--- Record list ---
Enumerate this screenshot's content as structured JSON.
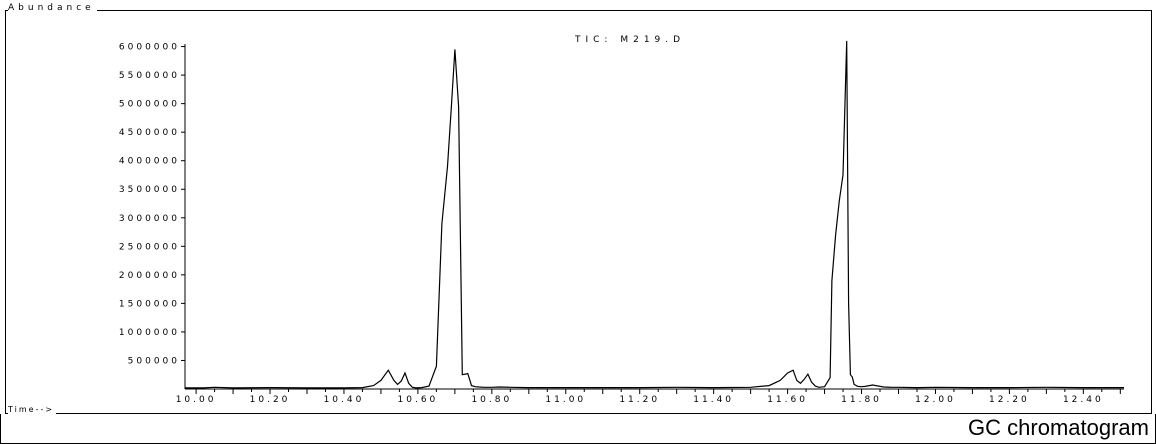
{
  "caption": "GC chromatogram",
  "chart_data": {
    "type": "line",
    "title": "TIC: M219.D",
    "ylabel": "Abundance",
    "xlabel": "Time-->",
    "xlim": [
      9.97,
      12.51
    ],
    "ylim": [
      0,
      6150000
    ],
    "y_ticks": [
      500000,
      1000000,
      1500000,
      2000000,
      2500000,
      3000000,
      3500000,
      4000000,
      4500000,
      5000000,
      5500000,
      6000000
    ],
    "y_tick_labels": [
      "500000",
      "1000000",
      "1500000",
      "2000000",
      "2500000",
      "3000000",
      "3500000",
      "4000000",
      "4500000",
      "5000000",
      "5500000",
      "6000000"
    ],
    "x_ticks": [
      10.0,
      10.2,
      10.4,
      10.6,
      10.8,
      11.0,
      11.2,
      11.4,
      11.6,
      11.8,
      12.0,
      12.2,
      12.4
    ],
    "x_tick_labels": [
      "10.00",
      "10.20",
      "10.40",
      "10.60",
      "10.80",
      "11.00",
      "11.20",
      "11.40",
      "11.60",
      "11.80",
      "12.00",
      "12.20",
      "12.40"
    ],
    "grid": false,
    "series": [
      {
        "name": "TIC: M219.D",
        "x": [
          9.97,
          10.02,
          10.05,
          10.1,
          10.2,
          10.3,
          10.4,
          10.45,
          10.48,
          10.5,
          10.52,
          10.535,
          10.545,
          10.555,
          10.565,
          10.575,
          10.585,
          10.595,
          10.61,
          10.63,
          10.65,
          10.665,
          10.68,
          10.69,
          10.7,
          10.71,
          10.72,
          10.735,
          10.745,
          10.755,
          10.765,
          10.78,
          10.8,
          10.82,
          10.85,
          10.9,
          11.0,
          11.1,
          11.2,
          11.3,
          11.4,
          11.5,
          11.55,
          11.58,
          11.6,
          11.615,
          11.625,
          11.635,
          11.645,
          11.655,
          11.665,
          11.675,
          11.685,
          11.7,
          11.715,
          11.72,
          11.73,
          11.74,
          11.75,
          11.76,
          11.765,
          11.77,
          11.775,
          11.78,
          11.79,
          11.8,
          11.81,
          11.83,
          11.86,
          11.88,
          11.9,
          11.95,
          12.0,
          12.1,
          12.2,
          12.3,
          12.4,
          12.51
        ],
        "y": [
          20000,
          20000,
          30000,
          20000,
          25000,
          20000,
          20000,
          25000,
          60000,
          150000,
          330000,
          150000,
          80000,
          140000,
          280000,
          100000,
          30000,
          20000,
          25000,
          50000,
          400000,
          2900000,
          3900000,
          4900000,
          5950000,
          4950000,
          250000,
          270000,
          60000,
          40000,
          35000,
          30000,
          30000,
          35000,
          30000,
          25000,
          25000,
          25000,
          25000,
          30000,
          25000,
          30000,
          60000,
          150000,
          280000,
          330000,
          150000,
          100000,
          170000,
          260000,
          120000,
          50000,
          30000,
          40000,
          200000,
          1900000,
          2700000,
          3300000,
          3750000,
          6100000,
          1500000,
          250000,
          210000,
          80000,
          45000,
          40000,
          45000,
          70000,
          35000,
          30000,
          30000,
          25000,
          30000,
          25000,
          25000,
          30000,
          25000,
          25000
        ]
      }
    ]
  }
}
---
(Job)
Transcribe the listing in full and omit the pictures.

(Result of the task)
Enumerate this screenshot's content as structured JSON.
{
  "caption": "GC chromatogram",
  "chart_data": {
    "type": "line",
    "title": "TIC: M219.D",
    "ylabel": "Abundance",
    "xlabel": "Time-->",
    "xlim": [
      9.97,
      12.51
    ],
    "ylim": [
      0,
      6150000
    ],
    "y_ticks": [
      500000,
      1000000,
      1500000,
      2000000,
      2500000,
      3000000,
      3500000,
      4000000,
      4500000,
      5000000,
      5500000,
      6000000
    ],
    "y_tick_labels": [
      "500000",
      "1000000",
      "1500000",
      "2000000",
      "2500000",
      "3000000",
      "3500000",
      "4000000",
      "4500000",
      "5000000",
      "5500000",
      "6000000"
    ],
    "x_ticks": [
      10.0,
      10.2,
      10.4,
      10.6,
      10.8,
      11.0,
      11.2,
      11.4,
      11.6,
      11.8,
      12.0,
      12.2,
      12.4
    ],
    "x_tick_labels": [
      "10.00",
      "10.20",
      "10.40",
      "10.60",
      "10.80",
      "11.00",
      "11.20",
      "11.40",
      "11.60",
      "11.80",
      "12.00",
      "12.20",
      "12.40"
    ],
    "grid": false,
    "series": [
      {
        "name": "TIC: M219.D",
        "x": [
          9.97,
          10.02,
          10.05,
          10.1,
          10.2,
          10.3,
          10.4,
          10.45,
          10.48,
          10.5,
          10.52,
          10.535,
          10.545,
          10.555,
          10.565,
          10.575,
          10.585,
          10.595,
          10.61,
          10.63,
          10.65,
          10.665,
          10.68,
          10.69,
          10.7,
          10.71,
          10.72,
          10.735,
          10.745,
          10.755,
          10.765,
          10.78,
          10.8,
          10.82,
          10.85,
          10.9,
          11.0,
          11.1,
          11.2,
          11.3,
          11.4,
          11.5,
          11.55,
          11.58,
          11.6,
          11.615,
          11.625,
          11.635,
          11.645,
          11.655,
          11.665,
          11.675,
          11.685,
          11.7,
          11.715,
          11.72,
          11.73,
          11.74,
          11.75,
          11.76,
          11.765,
          11.77,
          11.775,
          11.78,
          11.79,
          11.8,
          11.81,
          11.83,
          11.86,
          11.88,
          11.9,
          11.95,
          12.0,
          12.1,
          12.2,
          12.3,
          12.4,
          12.51
        ],
        "y": [
          20000,
          20000,
          30000,
          20000,
          25000,
          20000,
          20000,
          25000,
          60000,
          150000,
          330000,
          150000,
          80000,
          140000,
          280000,
          100000,
          30000,
          20000,
          25000,
          50000,
          400000,
          2900000,
          3900000,
          4900000,
          5950000,
          4950000,
          250000,
          270000,
          60000,
          40000,
          35000,
          30000,
          30000,
          35000,
          30000,
          25000,
          25000,
          25000,
          25000,
          30000,
          25000,
          30000,
          60000,
          150000,
          280000,
          330000,
          150000,
          100000,
          170000,
          260000,
          120000,
          50000,
          30000,
          40000,
          200000,
          1900000,
          2700000,
          3300000,
          3750000,
          6100000,
          1500000,
          250000,
          210000,
          80000,
          45000,
          40000,
          45000,
          70000,
          35000,
          30000,
          30000,
          25000,
          30000,
          25000,
          25000,
          30000,
          25000,
          25000
        ]
      }
    ]
  }
}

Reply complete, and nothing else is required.